#### Goal:
Extract the text of each entry below exactly, leaving every image behind.

>> begin Excerpted data

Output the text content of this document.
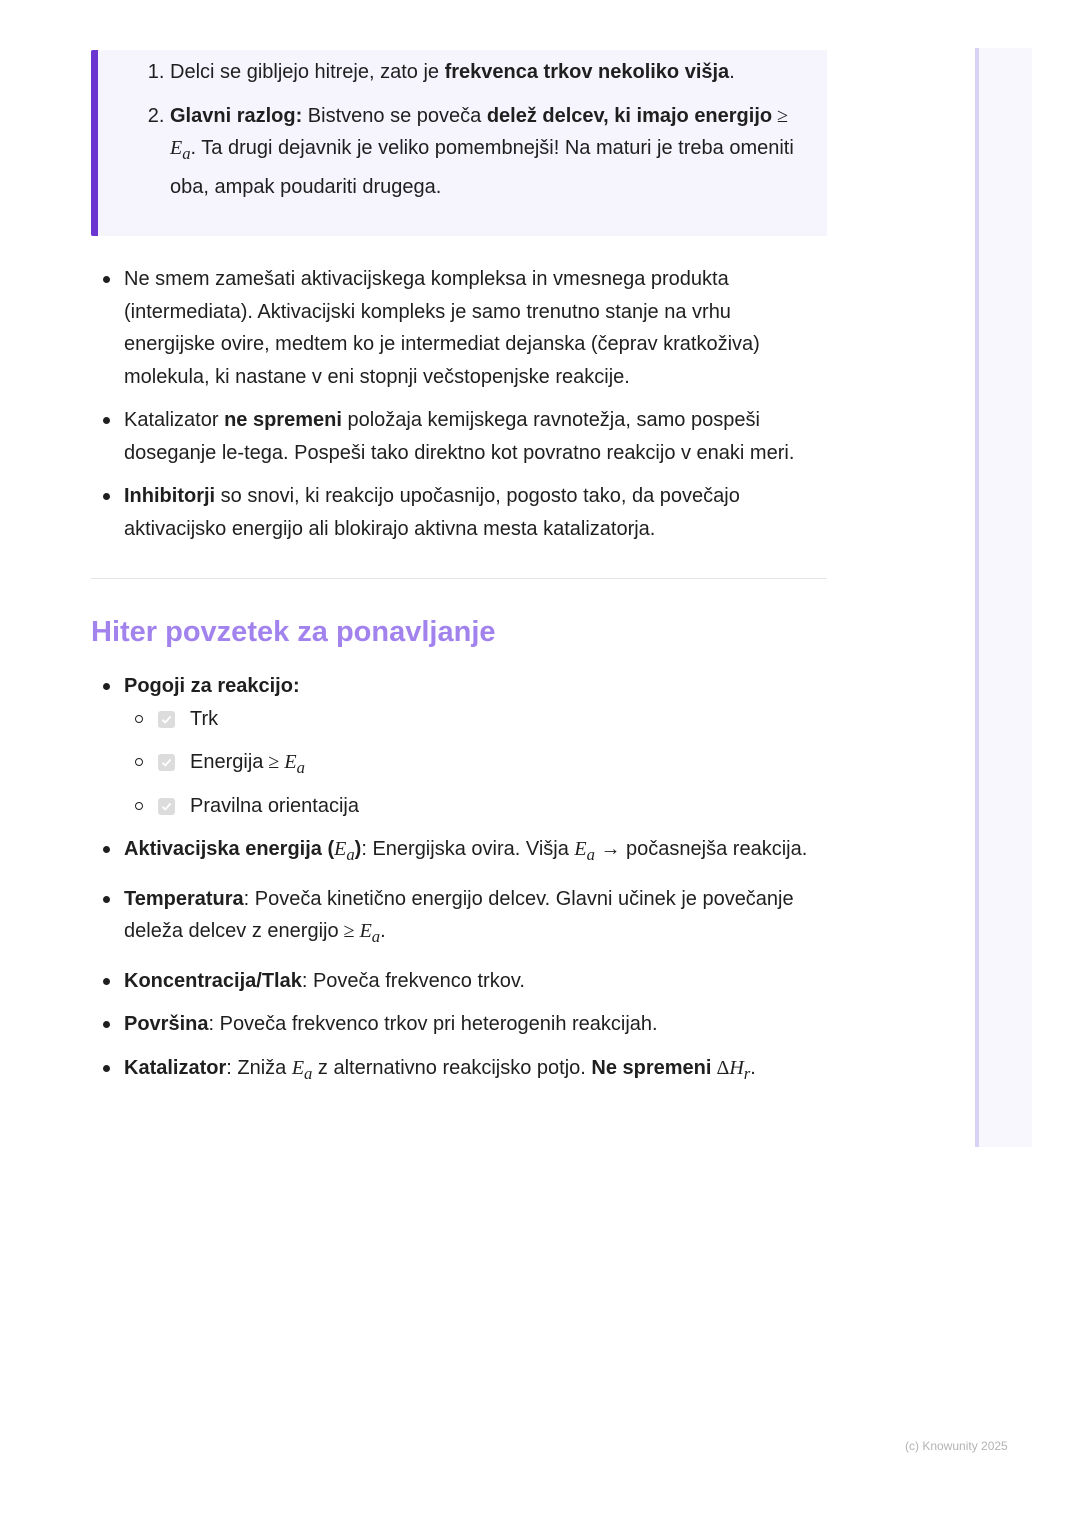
1. Delci se gibljejo hitreje, zato je frekvenca trkov nekoliko višja.
2. Glavni razlog: Bistveno se poveča delež delcev, ki imajo energijo ≥
$E_a$. Ta drugi dejavnik je veliko pomembnejši! Na maturi je treba omeniti oba, ampak poudariti drugega.
Ne smem zamešati aktivacijskega kompleksa in vmesnega produkta (intermediata). Aktivacijski kompleks je samo trenutno stanje na vrhu energijske ovire, medtem ko je intermediat dejanska (čeprav kratkoživa) molekula, ki nastane v eni stopnji večstopenjske reakcije.
Katalizator ne spremeni položaja kemijskega ravnotežja, samo pospeši doseganje le-tega. Pospeši tako direktno kot povratno reakcijo v enaki meri.
Inhibitorji so snovi, ki reakcijo upočasnijo, pogosto tako, da povečajo aktivacijsko energijo ali blokirajo aktivna mesta katalizatorja.
Hiter povzetek za ponavljanje
Pogoji za reakcijo:
Trk
Energija ≥ $E_a$
Pravilna orientacija
Aktivacijska energija $(E_a)$: Energijska ovira. Višja $E_a$ → počasnejša reakcija.
Temperatura: Poveča kinetično energijo delcev. Glavni učinek je povečanje deleža delcev z energijo ≥ $E_a$.
Koncentracija/Tlak: Poveča frekvenco trkov.
Površina: Poveča frekvenco trkov pri heterogenih reakcijah.
Katalizator: Zniža $E_a$ z alternativno reakcijsko potjo. Ne spremeni $\Delta H_r$.
(c) Knowunity 2025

>> end Excerpted data

#### Written response:
Output the text content of this document.
1. Delci se gibljejo hitreje, zato je frekvenca trkov nekoliko višja.
2. Glavni razlog: Bistveno se poveča delež delcev, ki imajo energijo ≥
$E_a$. Ta drugi dejavnik je veliko pomembnejši! Na maturi je treba omeniti oba, ampak poudariti drugega.
Ne smem zamešati aktivacijskega kompleksa in vmesnega produkta (intermediata). Aktivacijski kompleks je samo trenutno stanje na vrhu energijske ovire, medtem ko je intermediat dejanska (čeprav kratkoživa) molekula, ki nastane v eni stopnji večstopenjske reakcije.
Katalizator ne spremeni položaja kemijskega ravnotežja, samo pospeši doseganje le-tega. Pospeši tako direktno kot povratno reakcijo v enaki meri.
Inhibitorji so snovi, ki reakcijo upočasnijo, pogosto tako, da povečajo aktivacijsko energijo ali blokirajo aktivna mesta katalizatorja.
Hiter povzetek za ponavljanje
Pogoji za reakcijo:
Trk
Energija ≥ $E_a$
Pravilna orientacija
Aktivacijska energija $(E_a)$: Energijska ovira. Višja $E_a$ → počasnejša reakcija.
Temperatura: Poveča kinetično energijo delcev. Glavni učinek je povečanje deleža delcev z energijo ≥ $E_a$.
Koncentracija/Tlak: Poveča frekvenco trkov.
Površina: Poveča frekvenco trkov pri heterogenih reakcijah.
Katalizator: Zniža $E_a$ z alternativno reakcijsko potjo. Ne spremeni $\Delta H_r$.
(c) Knowunity 2025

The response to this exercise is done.